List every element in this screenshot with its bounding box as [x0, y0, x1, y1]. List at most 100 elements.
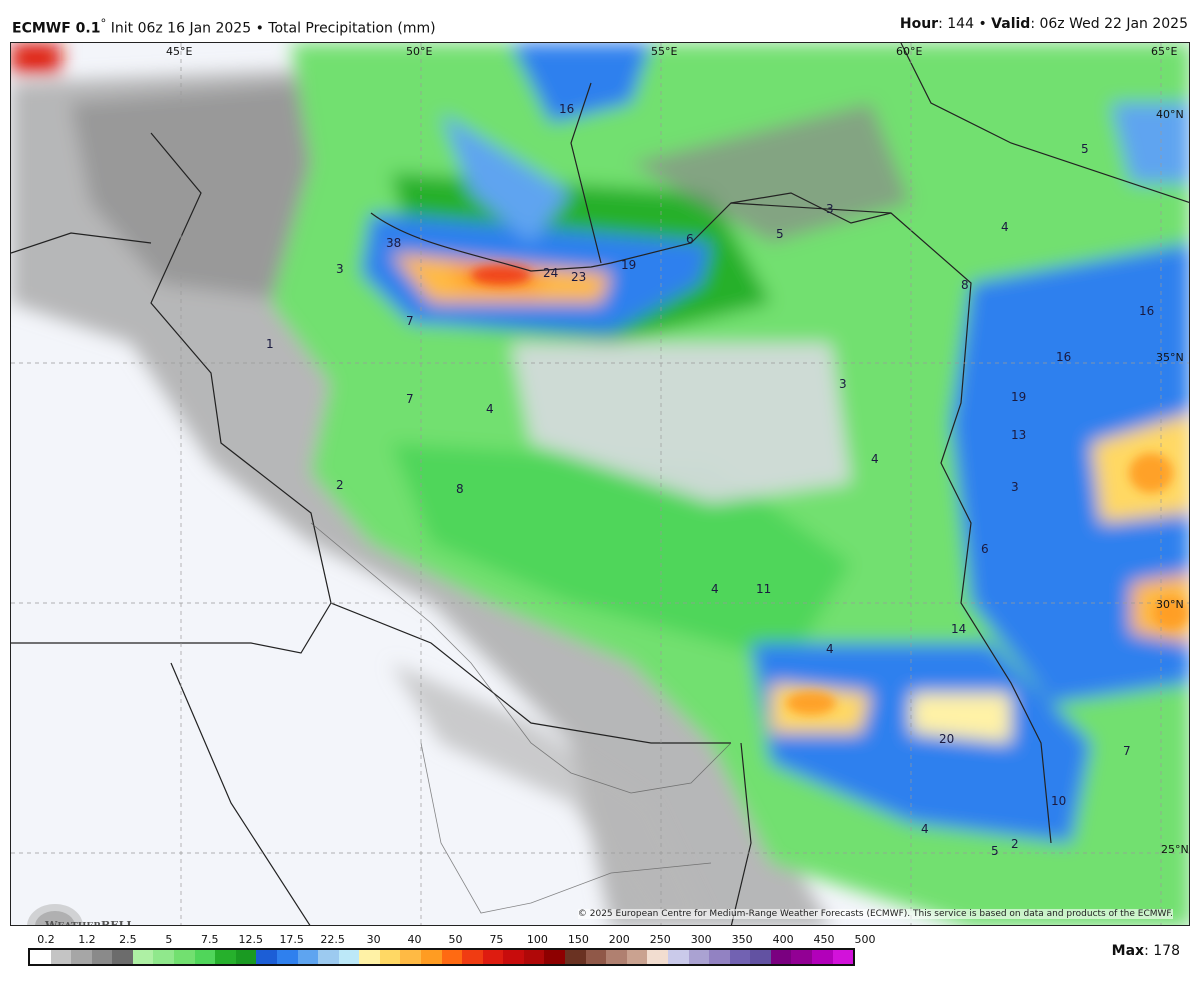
- separator: •: [255, 20, 264, 37]
- max-label: Max: [1111, 943, 1145, 959]
- precip-value-label: 19: [1011, 390, 1026, 404]
- valid-time-info: Hour: 144 • Valid: 06z Wed 22 Jan 2025: [899, 16, 1188, 32]
- colorbar-tick-label: 0.2: [37, 933, 55, 946]
- precip-value-label: 16: [559, 102, 574, 116]
- colorbar-swatch: [400, 950, 421, 964]
- model-name: ECMWF 0.1: [12, 20, 101, 37]
- colorbar-swatch: [112, 950, 133, 964]
- graticule: [11, 43, 1189, 925]
- colorbar-tick-label: 450: [813, 933, 835, 946]
- colorbar-tick-label: 5: [165, 933, 173, 946]
- longitude-label: 65°E: [1151, 45, 1177, 58]
- colorbar-swatch: [770, 950, 792, 964]
- colorbar-swatch: [215, 950, 236, 964]
- precip-value-label: 7: [1123, 744, 1131, 758]
- colorbar-swatch: [297, 950, 319, 964]
- precip-value-label: 3: [839, 377, 847, 391]
- colorbar-swatch: [379, 950, 401, 964]
- colorbar-tick-label: 250: [649, 933, 671, 946]
- precip-value-label: 5: [991, 844, 999, 858]
- precip-value-label: 23: [571, 270, 586, 284]
- colorbar-tick-label: 30: [366, 933, 381, 946]
- colorbar-tick-label: 500: [854, 933, 876, 946]
- colorbar-swatch: [626, 950, 648, 964]
- colorbar-swatch: [811, 950, 833, 964]
- colorbar-swatch: [338, 950, 360, 964]
- colorbar-tick-label: 2.5: [119, 933, 137, 946]
- precip-value-label: 20: [939, 732, 954, 746]
- longitude-label: 55°E: [651, 45, 677, 58]
- map-canvas: 45°E 50°E 55°E 60°E 65°E40°N35°N30°N25°N 382…: [11, 43, 1189, 925]
- ecmwf-credit: © 2025 European Centre for Medium-Range …: [577, 909, 1173, 919]
- precip-value-label: 1: [266, 337, 274, 351]
- latitude-label: 35°N: [1156, 351, 1184, 364]
- colorbar-swatch: [750, 950, 771, 964]
- colorbar-swatch: [153, 950, 175, 964]
- coastline: [310, 522, 732, 914]
- max-value: 178: [1153, 943, 1180, 959]
- colorbar-tick-label: 40: [407, 933, 422, 946]
- precip-value-label: 7: [406, 314, 414, 328]
- precip-value-label: 4: [826, 642, 834, 656]
- precip-value-label: 6: [981, 542, 989, 556]
- precip-value-label: 24: [543, 266, 558, 280]
- precip-value-label: 16: [1056, 350, 1071, 364]
- colorbar-swatch: [420, 950, 442, 964]
- colorbar-swatch: [441, 950, 463, 964]
- longitude-label: 45°E: [166, 45, 192, 58]
- colorbar-swatch: [585, 950, 607, 964]
- precip-value-label: 13: [1011, 428, 1026, 442]
- colorbar-tick-label: 50: [448, 933, 463, 946]
- colorbar-swatch: [709, 950, 730, 964]
- precip-value-label: 5: [776, 227, 784, 241]
- colorbar-swatch: [91, 950, 113, 964]
- colorbar-swatch: [174, 950, 195, 964]
- max-value-readout: Max: 178: [1111, 943, 1180, 959]
- longitude-label: 50°E: [406, 45, 432, 58]
- init-time: Init 06z 16 Jan 2025: [110, 20, 252, 37]
- precip-value-label: 7: [406, 392, 414, 406]
- colorbar-ticks: 0.2 1.2 2.5 5 7.5 12.5 17.5 22.5 30 40 50 75 100 150 2…: [18, 933, 875, 947]
- precip-value-label: 16: [1139, 304, 1154, 318]
- precip-value-label: 5: [1081, 142, 1089, 156]
- precip-value-label: 3: [1011, 480, 1019, 494]
- forecast-hour: 144: [947, 16, 974, 32]
- precip-value-label: 6: [686, 232, 694, 246]
- colorbar-tick-label: 200: [608, 933, 630, 946]
- colorbar-swatch: [503, 950, 524, 964]
- precip-value-label: 2: [1011, 837, 1019, 851]
- precip-value-label: 8: [456, 482, 464, 496]
- latitude-label: 30°N: [1156, 598, 1184, 611]
- colorbar: [28, 948, 855, 966]
- colorbar-swatch: [50, 950, 72, 964]
- colorbar-tick-label: 75: [489, 933, 504, 946]
- colorbar-swatch: [729, 950, 751, 964]
- product-name: Total Precipitation (mm): [268, 20, 436, 37]
- precip-value-label: 4: [921, 822, 929, 836]
- colorbar-tick-label: 7.5: [201, 933, 219, 946]
- precip-value-label: 3: [826, 202, 834, 216]
- colorbar-tick-label: 17.5: [279, 933, 304, 946]
- precip-value-label: 11: [756, 582, 771, 596]
- colorbar-swatch: [256, 950, 277, 964]
- colorbar-swatch: [688, 950, 710, 964]
- precip-value-label: 14: [951, 622, 966, 636]
- precip-cores: [471, 265, 1189, 715]
- colorbar-swatch: [667, 950, 689, 964]
- degree-symbol: °: [100, 16, 107, 30]
- colorbar-swatch: [565, 950, 586, 964]
- colorbar-swatch: [523, 950, 545, 964]
- colorbar-swatch: [832, 950, 854, 964]
- longitude-label: 60°E: [896, 45, 922, 58]
- colorbar-swatch: [606, 950, 627, 964]
- colorbar-swatch: [462, 950, 483, 964]
- precipitation-map: 45°E 50°E 55°E 60°E 65°E 40°N 35°N 30°N 25°N 38 2…: [10, 42, 1190, 926]
- colorbar-tick-label: 350: [731, 933, 753, 946]
- precip-value-label: 4: [486, 402, 494, 416]
- valid-label: Valid: [991, 16, 1031, 32]
- borders: [11, 43, 1189, 925]
- colorbar-swatch: [791, 950, 812, 964]
- colorbar-swatch: [544, 950, 566, 964]
- valid-time: 06z Wed 22 Jan 2025: [1039, 16, 1188, 32]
_____
• GOAL: Copy out word for word the lines of the material above, starting at the line that contains "- separator: •: [255, 20, 264, 37]" and ending at the line that contains "- colorbar-swatch: [215, 950, 236, 964]", with both of those lines included.

• PROBLEM SOLUTION:
- separator: •: [255, 20, 264, 37]
- max-label: Max: [1111, 943, 1145, 959]
- precip-value-label: 19: [1011, 390, 1026, 404]
- valid-time-info: Hour: 144 • Valid: 06z Wed 22 Jan 2025: [899, 16, 1188, 32]
- colorbar-tick-label: 0.2: [37, 933, 55, 946]
- precip-value-label: 16: [559, 102, 574, 116]
- colorbar-swatch: [400, 950, 421, 964]
- model-name: ECMWF 0.1: [12, 20, 101, 37]
- colorbar-swatch: [112, 950, 133, 964]
- graticule: [11, 43, 1189, 925]
- colorbar-tick-label: 450: [813, 933, 835, 946]
- colorbar-tick-label: 5: [165, 933, 173, 946]
- longitude-label: 65°E: [1151, 45, 1177, 58]
- colorbar-swatch: [770, 950, 792, 964]
- colorbar-swatch: [215, 950, 236, 964]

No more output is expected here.